# Objective:
Please set down all the lines beneath this one exactly, without the pictures.

Data entries
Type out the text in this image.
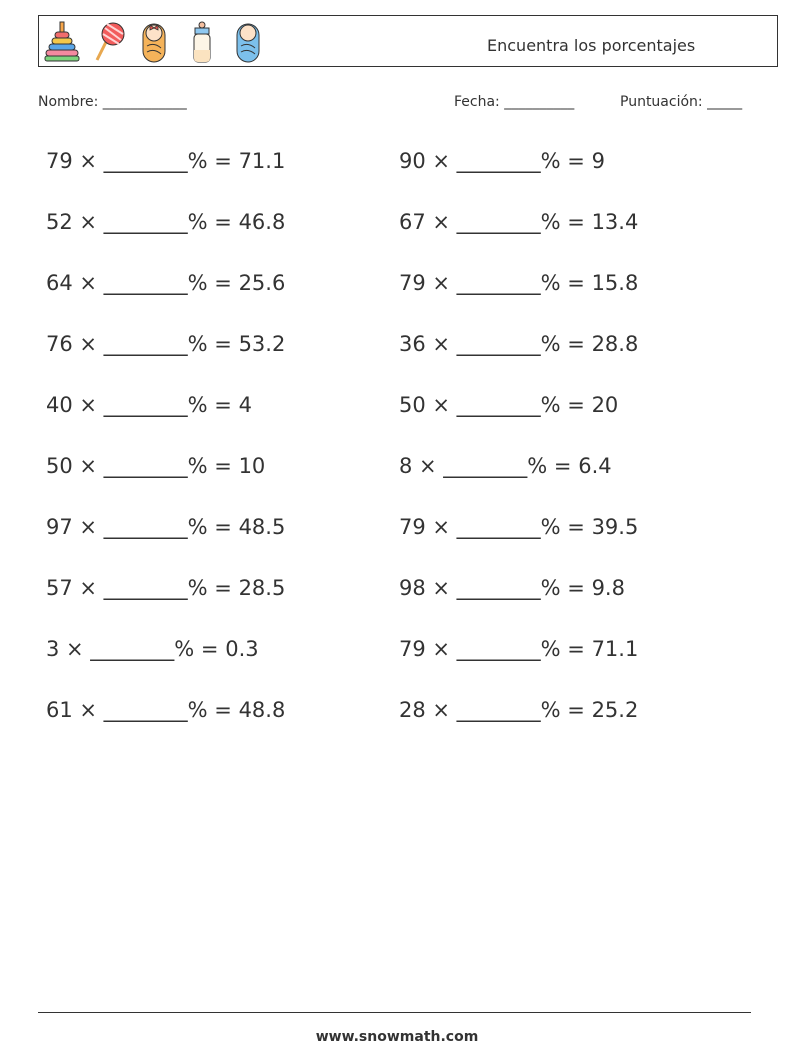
Encuentra los porcentajes
Nombre: ____________	Fecha: __________	Puntuación: _____
79 × ________% = 71.1
52 × ________% = 46.8
64 × ________% = 25.6
76 × ________% = 53.2
40 × ________% = 4
50 × ________% = 10
97 × ________% = 48.5
57 × ________% = 28.5
3 × ________% = 0.3
61 × ________% = 48.8
90 × ________% = 9
67 × ________% = 13.4
79 × ________% = 15.8
36 × ________% = 28.8
50 × ________% = 20
8 × ________% = 6.4
79 × ________% = 39.5
98 × ________% = 9.8
79 × ________% = 71.1
28 × ________% = 25.2
www.snowmath.com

# Solution to this problem:
Type out the text in this image.
Encuentra los porcentajes
Nombre: ____________	Fecha: __________	Puntuación: _____
79 × ________% = 71.1
52 × ________% = 46.8
64 × ________% = 25.6
76 × ________% = 53.2
40 × ________% = 4
50 × ________% = 10
97 × ________% = 48.5
57 × ________% = 28.5
3 × ________% = 0.3
61 × ________% = 48.8
90 × ________% = 9
67 × ________% = 13.4
79 × ________% = 15.8
36 × ________% = 28.8
50 × ________% = 20
8 × ________% = 6.4
79 × ________% = 39.5
98 × ________% = 9.8
79 × ________% = 71.1
28 × ________% = 25.2
www.snowmath.com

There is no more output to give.